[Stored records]
━━━━━━━━━━━━━━━━━━━━━━━━━━━━━━

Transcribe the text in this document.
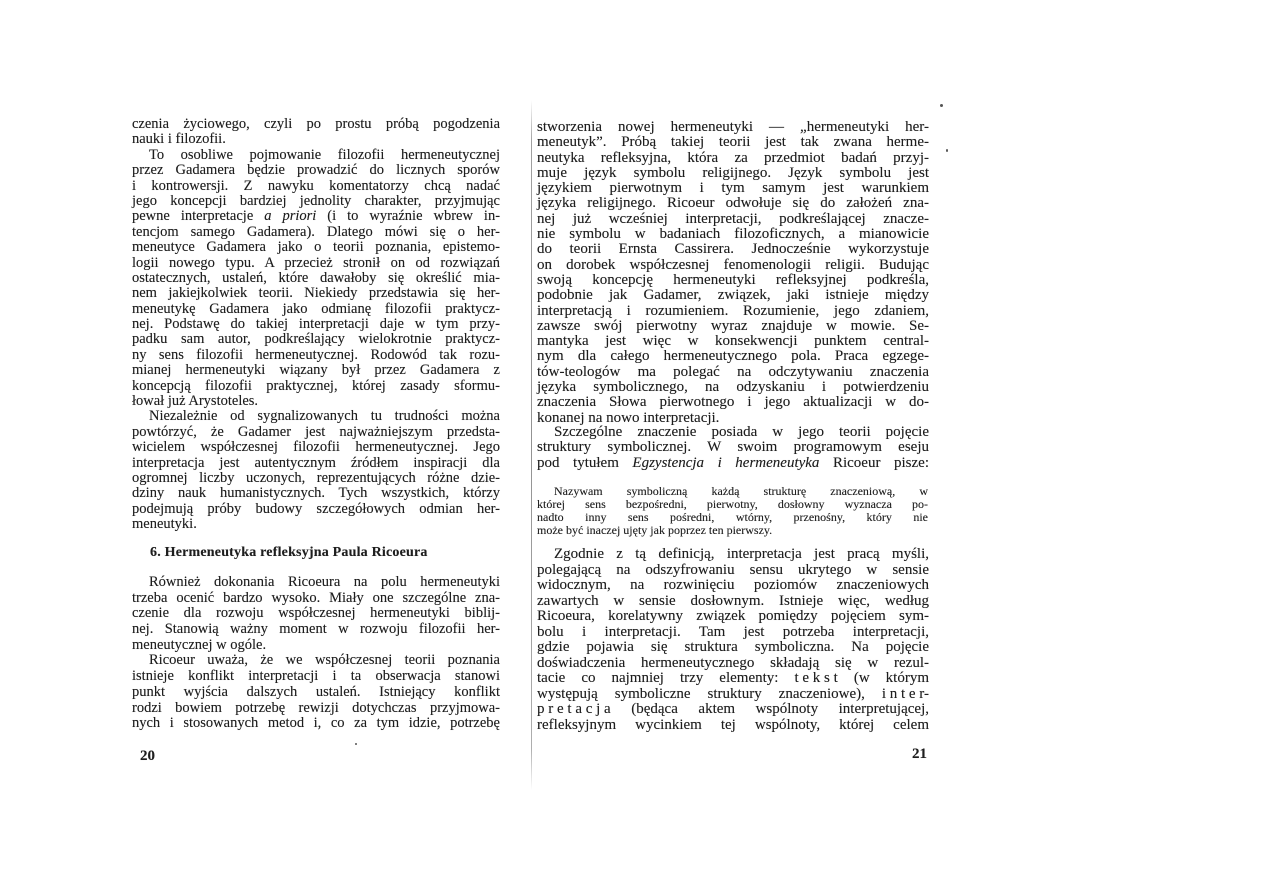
czenia życiowego, czyli po prostu próbą pogodzenia
nauki i filozofii.
To osobliwe pojmowanie filozofii hermeneutycznej
przez Gadamera będzie prowadzić do licznych sporów
i kontrowersji. Z nawyku komentatorzy chcą nadać
jego koncepcji bardziej jednolity charakter, przyjmując
pewne interpretacje a priori (i to wyraźnie wbrew in-
tencjom samego Gadamera). Dlatego mówi się o her-
meneutyce Gadamera jako o teorii poznania, epistemo-
logii nowego typu. A przecież stronił on od rozwiązań
ostatecznych, ustaleń, które dawałoby się określić mia-
nem jakiejkolwiek teorii. Niekiedy przedstawia się her-
meneutykę Gadamera jako odmianę filozofii praktycz-
nej. Podstawę do takiej interpretacji daje w tym przy-
padku sam autor, podkreślający wielokrotnie praktycz-
ny sens filozofii hermeneutycznej. Rodowód tak rozu-
mianej hermeneutyki wiązany był przez Gadamera z
koncepcją filozofii praktycznej, której zasady sformu-
łował już Arystoteles.
Niezależnie od sygnalizowanych tu trudności można
powtórzyć, że Gadamer jest najważniejszym przedsta-
wicielem współczesnej filozofii hermeneutycznej. Jego
interpretacja jest autentycznym źródłem inspiracji dla
ogromnej liczby uczonych, reprezentujących różne dzie-
dziny nauk humanistycznych. Tych wszystkich, którzy
podejmują próby budowy szczegółowych odmian her-
meneutyki.
6. Hermeneutyka refleksyjna Paula Ricoeura
Również dokonania Ricoeura na polu hermeneutyki
trzeba ocenić bardzo wysoko. Miały one szczególne zna-
czenie dla rozwoju współczesnej hermeneutyki biblij-
nej. Stanowią ważny moment w rozwoju filozofii her-
meneutycznej w ogóle.
Ricoeur uważa, że we współczesnej teorii poznania
istnieje konflikt interpretacji i ta obserwacja stanowi
punkt wyjścia dalszych ustaleń. Istniejący konflikt
rodzi bowiem potrzebę rewizji dotychczas przyjmowa-
nych i stosowanych metod i, co za tym idzie, potrzebę
20
stworzenia nowej hermeneutyki — „hermeneutyki her-
meneutyk”. Próbą takiej teorii jest tak zwana herme-
neutyka refleksyjna, która za przedmiot badań przyj-
muje język symbolu religijnego. Język symbolu jest
językiem pierwotnym i tym samym jest warunkiem
języka religijnego. Ricoeur odwołuje się do założeń zna-
nej już wcześniej interpretacji, podkreślającej znacze-
nie symbolu w badaniach filozoficznych, a mianowicie
do teorii Ernsta Cassirera. Jednocześnie wykorzystuje
on dorobek współczesnej fenomenologii religii. Budując
swoją koncepcję hermeneutyki refleksyjnej podkreśla,
podobnie jak Gadamer, związek, jaki istnieje między
interpretacją i rozumieniem. Rozumienie, jego zdaniem,
zawsze swój pierwotny wyraz znajduje w mowie. Se-
mantyka jest więc w konsekwencji punktem central-
nym dla całego hermeneutycznego pola. Praca egzege-
tów-teologów ma polegać na odczytywaniu znaczenia
języka symbolicznego, na odzyskaniu i potwierdzeniu
znaczenia Słowa pierwotnego i jego aktualizacji w do-
konanej na nowo interpretacji.
Szczególne znaczenie posiada w jego teorii pojęcie
struktury symbolicznej. W swoim programowym eseju
pod tytułem Egzystencja i hermeneutyka Ricoeur pisze:
Nazywam symboliczną każdą strukturę znaczeniową, w
której sens bezpośredni, pierwotny, dosłowny wyznacza po-
nadto inny sens pośredni, wtórny, przenośny, który nie
może być inaczej ujęty jak poprzez ten pierwszy.
Zgodnie z tą definicją, interpretacja jest pracą myśli,
polegającą na odszyfrowaniu sensu ukrytego w sensie
widocznym, na rozwinięciu poziomów znaczeniowych
zawartych w sensie dosłownym. Istnieje więc, według
Ricoeura, korelatywny związek pomiędzy pojęciem sym-
bolu i interpretacji. Tam jest potrzeba interpretacji,
gdzie pojawia się struktura symboliczna. Na pojęcie
doświadczenia hermeneutycznego składają się w rezul-
tacie co najmniej trzy elementy: t e k s t (w którym
występują symboliczne struktury znaczeniowe), i n t e r-
p r e t a c j a (będąca aktem wspólnoty interpretującej,
refleksyjnym wycinkiem tej wspólnoty, której celem
21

━━━━━━━━━━━━━━━━━━━━━━━━━━━━━━

Copy the records word for word, leaving no picture in the copy.

Transcribe the text in this document.
czenia życiowego, czyli po prostu próbą pogodzenia
nauki i filozofii.
To osobliwe pojmowanie filozofii hermeneutycznej
przez Gadamera będzie prowadzić do licznych sporów
i kontrowersji. Z nawyku komentatorzy chcą nadać
jego koncepcji bardziej jednolity charakter, przyjmując
pewne interpretacje a priori (i to wyraźnie wbrew in-
tencjom samego Gadamera). Dlatego mówi się o her-
meneutyce Gadamera jako o teorii poznania, epistemo-
logii nowego typu. A przecież stronił on od rozwiązań
ostatecznych, ustaleń, które dawałoby się określić mia-
nem jakiejkolwiek teorii. Niekiedy przedstawia się her-
meneutykę Gadamera jako odmianę filozofii praktycz-
nej. Podstawę do takiej interpretacji daje w tym przy-
padku sam autor, podkreślający wielokrotnie praktycz-
ny sens filozofii hermeneutycznej. Rodowód tak rozu-
mianej hermeneutyki wiązany był przez Gadamera z
koncepcją filozofii praktycznej, której zasady sformu-
łował już Arystoteles.
Niezależnie od sygnalizowanych tu trudności można
powtórzyć, że Gadamer jest najważniejszym przedsta-
wicielem współczesnej filozofii hermeneutycznej. Jego
interpretacja jest autentycznym źródłem inspiracji dla
ogromnej liczby uczonych, reprezentujących różne dzie-
dziny nauk humanistycznych. Tych wszystkich, którzy
podejmują próby budowy szczegółowych odmian her-
meneutyki.
6. Hermeneutyka refleksyjna Paula Ricoeura
Również dokonania Ricoeura na polu hermeneutyki
trzeba ocenić bardzo wysoko. Miały one szczególne zna-
czenie dla rozwoju współczesnej hermeneutyki biblij-
nej. Stanowią ważny moment w rozwoju filozofii her-
meneutycznej w ogóle.
Ricoeur uważa, że we współczesnej teorii poznania
istnieje konflikt interpretacji i ta obserwacja stanowi
punkt wyjścia dalszych ustaleń. Istniejący konflikt
rodzi bowiem potrzebę rewizji dotychczas przyjmowa-
nych i stosowanych metod i, co za tym idzie, potrzebę
20
stworzenia nowej hermeneutyki — „hermeneutyki her-
meneutyk”. Próbą takiej teorii jest tak zwana herme-
neutyka refleksyjna, która za przedmiot badań przyj-
muje język symbolu religijnego. Język symbolu jest
językiem pierwotnym i tym samym jest warunkiem
języka religijnego. Ricoeur odwołuje się do założeń zna-
nej już wcześniej interpretacji, podkreślającej znacze-
nie symbolu w badaniach filozoficznych, a mianowicie
do teorii Ernsta Cassirera. Jednocześnie wykorzystuje
on dorobek współczesnej fenomenologii religii. Budując
swoją koncepcję hermeneutyki refleksyjnej podkreśla,
podobnie jak Gadamer, związek, jaki istnieje między
interpretacją i rozumieniem. Rozumienie, jego zdaniem,
zawsze swój pierwotny wyraz znajduje w mowie. Se-
mantyka jest więc w konsekwencji punktem central-
nym dla całego hermeneutycznego pola. Praca egzege-
tów-teologów ma polegać na odczytywaniu znaczenia
języka symbolicznego, na odzyskaniu i potwierdzeniu
znaczenia Słowa pierwotnego i jego aktualizacji w do-
konanej na nowo interpretacji.
Szczególne znaczenie posiada w jego teorii pojęcie
struktury symbolicznej. W swoim programowym eseju
pod tytułem Egzystencja i hermeneutyka Ricoeur pisze:
Nazywam symboliczną każdą strukturę znaczeniową, w
której sens bezpośredni, pierwotny, dosłowny wyznacza po-
nadto inny sens pośredni, wtórny, przenośny, który nie
może być inaczej ujęty jak poprzez ten pierwszy.
Zgodnie z tą definicją, interpretacja jest pracą myśli,
polegającą na odszyfrowaniu sensu ukrytego w sensie
widocznym, na rozwinięciu poziomów znaczeniowych
zawartych w sensie dosłownym. Istnieje więc, według
Ricoeura, korelatywny związek pomiędzy pojęciem sym-
bolu i interpretacji. Tam jest potrzeba interpretacji,
gdzie pojawia się struktura symboliczna. Na pojęcie
doświadczenia hermeneutycznego składają się w rezul-
tacie co najmniej trzy elementy: t e k s t (w którym
występują symboliczne struktury znaczeniowe), i n t e r-
p r e t a c j a (będąca aktem wspólnoty interpretującej,
refleksyjnym wycinkiem tej wspólnoty, której celem
21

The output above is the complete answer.